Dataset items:
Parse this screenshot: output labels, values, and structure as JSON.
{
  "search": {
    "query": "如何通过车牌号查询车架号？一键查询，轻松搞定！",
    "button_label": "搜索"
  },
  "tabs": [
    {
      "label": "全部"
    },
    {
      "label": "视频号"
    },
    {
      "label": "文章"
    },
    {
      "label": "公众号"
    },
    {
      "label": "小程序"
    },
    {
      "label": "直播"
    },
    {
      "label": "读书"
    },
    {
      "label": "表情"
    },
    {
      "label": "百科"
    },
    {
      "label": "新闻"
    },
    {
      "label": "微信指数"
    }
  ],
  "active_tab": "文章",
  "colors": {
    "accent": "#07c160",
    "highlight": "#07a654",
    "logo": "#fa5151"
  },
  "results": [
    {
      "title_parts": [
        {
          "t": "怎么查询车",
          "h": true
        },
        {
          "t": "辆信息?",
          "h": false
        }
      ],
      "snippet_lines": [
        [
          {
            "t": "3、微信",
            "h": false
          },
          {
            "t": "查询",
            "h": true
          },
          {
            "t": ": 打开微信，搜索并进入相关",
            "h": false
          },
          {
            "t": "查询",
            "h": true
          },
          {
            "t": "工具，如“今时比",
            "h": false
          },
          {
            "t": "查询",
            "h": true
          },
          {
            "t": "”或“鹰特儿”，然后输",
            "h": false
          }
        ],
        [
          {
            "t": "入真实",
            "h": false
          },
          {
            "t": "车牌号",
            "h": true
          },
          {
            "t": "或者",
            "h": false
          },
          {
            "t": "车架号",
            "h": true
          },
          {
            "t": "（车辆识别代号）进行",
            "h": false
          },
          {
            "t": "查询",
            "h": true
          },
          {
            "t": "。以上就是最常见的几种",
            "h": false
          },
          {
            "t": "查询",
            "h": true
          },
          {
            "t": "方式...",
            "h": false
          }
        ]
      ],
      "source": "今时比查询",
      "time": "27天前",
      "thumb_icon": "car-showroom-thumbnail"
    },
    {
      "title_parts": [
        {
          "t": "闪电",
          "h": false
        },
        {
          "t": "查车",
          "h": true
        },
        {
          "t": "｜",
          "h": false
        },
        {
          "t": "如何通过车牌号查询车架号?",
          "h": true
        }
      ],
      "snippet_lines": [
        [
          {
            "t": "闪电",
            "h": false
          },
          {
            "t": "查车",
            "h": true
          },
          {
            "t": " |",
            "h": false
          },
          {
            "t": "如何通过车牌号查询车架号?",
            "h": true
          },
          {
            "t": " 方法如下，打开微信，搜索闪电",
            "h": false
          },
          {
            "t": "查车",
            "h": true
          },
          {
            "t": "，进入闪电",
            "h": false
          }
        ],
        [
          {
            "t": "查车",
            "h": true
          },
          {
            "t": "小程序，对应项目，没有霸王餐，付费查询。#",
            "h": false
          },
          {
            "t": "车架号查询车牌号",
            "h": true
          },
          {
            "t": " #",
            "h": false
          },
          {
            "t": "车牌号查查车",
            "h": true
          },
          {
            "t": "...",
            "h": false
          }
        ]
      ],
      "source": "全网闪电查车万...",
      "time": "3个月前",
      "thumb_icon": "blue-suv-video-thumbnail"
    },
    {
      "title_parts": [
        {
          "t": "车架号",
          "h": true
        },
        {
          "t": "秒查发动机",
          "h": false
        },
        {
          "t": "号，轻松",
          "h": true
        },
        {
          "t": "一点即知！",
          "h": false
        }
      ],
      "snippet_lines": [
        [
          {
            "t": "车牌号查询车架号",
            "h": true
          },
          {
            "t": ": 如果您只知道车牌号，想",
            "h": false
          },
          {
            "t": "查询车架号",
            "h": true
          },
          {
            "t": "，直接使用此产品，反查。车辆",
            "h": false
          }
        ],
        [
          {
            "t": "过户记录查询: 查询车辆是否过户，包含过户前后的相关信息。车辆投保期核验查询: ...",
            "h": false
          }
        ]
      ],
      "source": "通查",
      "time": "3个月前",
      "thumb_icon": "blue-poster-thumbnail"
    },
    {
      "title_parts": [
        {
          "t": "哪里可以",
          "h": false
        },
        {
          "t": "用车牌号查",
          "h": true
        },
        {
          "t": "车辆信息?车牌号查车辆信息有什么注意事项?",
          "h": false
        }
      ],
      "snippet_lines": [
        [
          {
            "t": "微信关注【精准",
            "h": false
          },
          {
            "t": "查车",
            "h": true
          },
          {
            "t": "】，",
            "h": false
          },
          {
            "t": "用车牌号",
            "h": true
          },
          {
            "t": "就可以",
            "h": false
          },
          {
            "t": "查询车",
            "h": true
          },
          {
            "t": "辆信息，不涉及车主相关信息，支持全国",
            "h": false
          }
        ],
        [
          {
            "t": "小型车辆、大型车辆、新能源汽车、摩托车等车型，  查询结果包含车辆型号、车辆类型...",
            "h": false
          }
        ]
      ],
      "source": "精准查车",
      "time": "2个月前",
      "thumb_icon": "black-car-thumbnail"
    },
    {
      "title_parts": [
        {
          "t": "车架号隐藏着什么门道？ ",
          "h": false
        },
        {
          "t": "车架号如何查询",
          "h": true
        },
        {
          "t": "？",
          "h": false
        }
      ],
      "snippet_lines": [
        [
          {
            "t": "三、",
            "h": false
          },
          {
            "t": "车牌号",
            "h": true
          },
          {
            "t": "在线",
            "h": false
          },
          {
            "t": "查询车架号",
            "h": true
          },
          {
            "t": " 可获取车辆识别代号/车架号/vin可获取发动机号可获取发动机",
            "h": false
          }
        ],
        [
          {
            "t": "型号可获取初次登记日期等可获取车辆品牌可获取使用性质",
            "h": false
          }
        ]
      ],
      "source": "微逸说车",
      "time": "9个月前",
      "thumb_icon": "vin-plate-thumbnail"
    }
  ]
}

◆ What to work on:
List all lines above in which the string "如何通过车牌号查询车架号" appears.

◆ Expected answer:
    "query": "如何通过车牌号查询车架号？一键查询，轻松搞定！",
          "t": "如何通过车牌号查询车架号?",
            "t": "如何通过车牌号查询车架号?",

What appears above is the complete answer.